▸ CHALLENGE: Give the number of lines in the records below that include "唐山路北三模", and nothing more.

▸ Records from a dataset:
......
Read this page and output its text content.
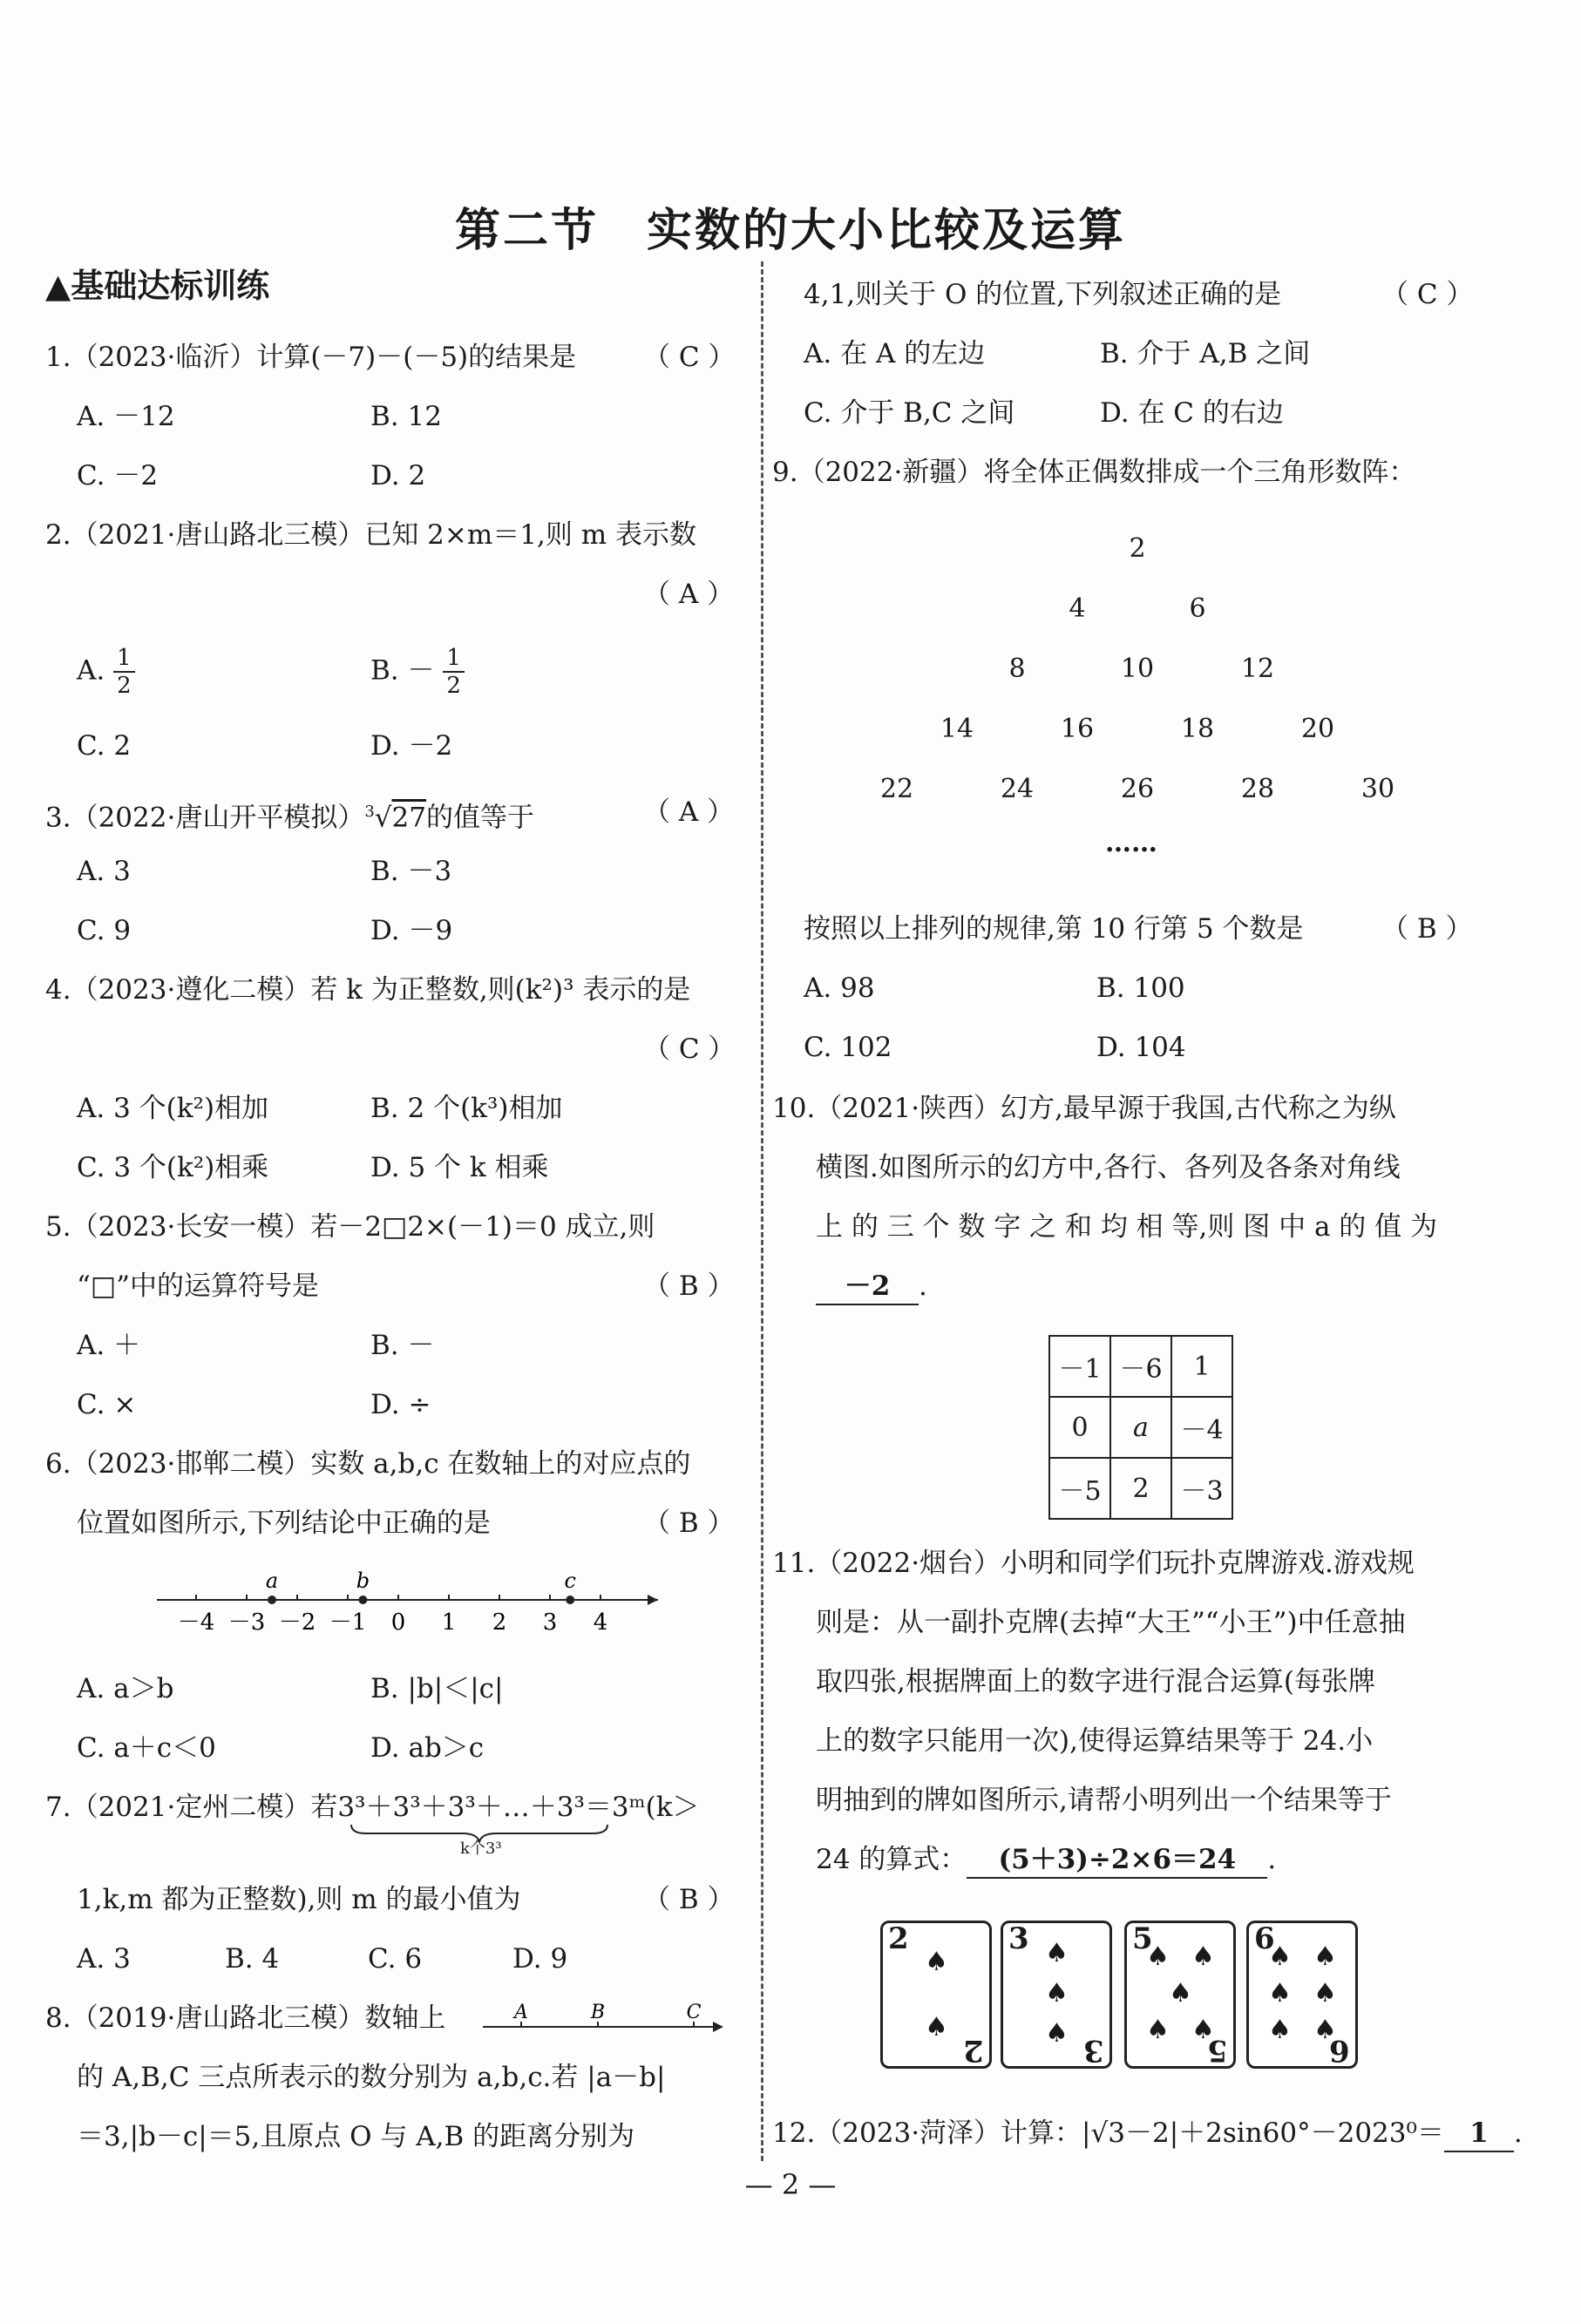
第二节　实数的大小比较及运算
▲基础达标训练
1.（2023·临沂）计算(－7)－(－5)的结果是 （ C ）
A. －12	B. 12
C. －2	D. 2
2.（2021·唐山路北三模）已知 2×m＝1,则 m 表示数
（ A ）
A. $\frac{1}{2}$	B. － $\frac{1}{2}$
C. 2	D. －2
3.（2022·唐山开平模拟）$^3$√27的值等于	（ A ）
A. 3	B. －3
C. 9	D. －9
4.（2023·遵化二模）若 k 为正整数,则(k²)³ 表示的是
（ C ）
A. 3 个(k²)相加	B. 2 个(k³)相加
C. 3 个(k²)相乘	D. 5 个 k 相乘
5.（2023·长安一模）若－2□2×(－1)＝0 成立,则
“□”中的运算符号是	（ B ）
A. ＋	B. －
C. ×	D. ÷
6.（2023·邯郸二模）实数 a,b,c 在数轴上的对应点的
位置如图所示,下列结论中正确的是	（ B ）
－4 －3 －2 －1 0 1 2 3 4
a	b	c
A. a＞b	B. |b|＜|c|
C. a＋c＜0	D. ab＞c
7.（2021·定州二模）若3³＋3³＋3³＋…＋3³＝3ᵐ(k＞
k个3³
1,k,m 都为正整数),则 m 的最小值为	（ B ）
A. 3	B. 4	C. 6	D. 9
8.（2019·唐山路北三模）数轴上	A	B	C
的 A,B,C 三点所表示的数分别为 a,b,c.若 |a－b|
＝3,|b－c|＝5,且原点 O 与 A,B 的距离分别为
4,1,则关于 O 的位置,下列叙述正确的是	（ C ）
A. 在 A 的左边	B. 介于 A,B 之间
C. 介于 B,C 之间	D. 在 C 的右边
9.（2022·新疆）将全体正偶数排成一个三角形数阵：
2
4	6
8	10	12
14	16	18	20
22	24	26	28	30
……
按照以上排列的规律,第 10 行第 5 个数是	（ B ）
A. 98	B. 100
C. 102	D. 104
10.（2021·陕西）幻方,最早源于我国,古代称之为纵
横图.如图所示的幻方中,各行、各列及各条对角线
上 的 三 个 数 字 之 和 均 相 等,则 图 中 a 的 值 为
－2 .
－1	－6	1
0	a	－4
－5	2	－3
11.（2022·烟台）小明和同学们玩扑克牌游戏.游戏规
则是：从一副扑克牌(去掉“大王”“小王”)中任意抽
取四张,根据牌面上的数字进行混合运算(每张牌
上的数字只能用一次),使得运算结果等于 24.小
明抽到的牌如图所示,请帮小明列出一个结果等于
24 的算式： (5＋3)÷2×6＝24 .
2
2
♠
♠
3
3
♠
♠
♠
5
5
♠ ♠
♠
♠ ♠
6
6
♠ ♠
♠ ♠
♠ ♠
12.（2023·菏泽）计算：|√3－2|＋2sin60°－2023⁰＝ 1 .
— 2 —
......
▸ WORKED ANSWER: 2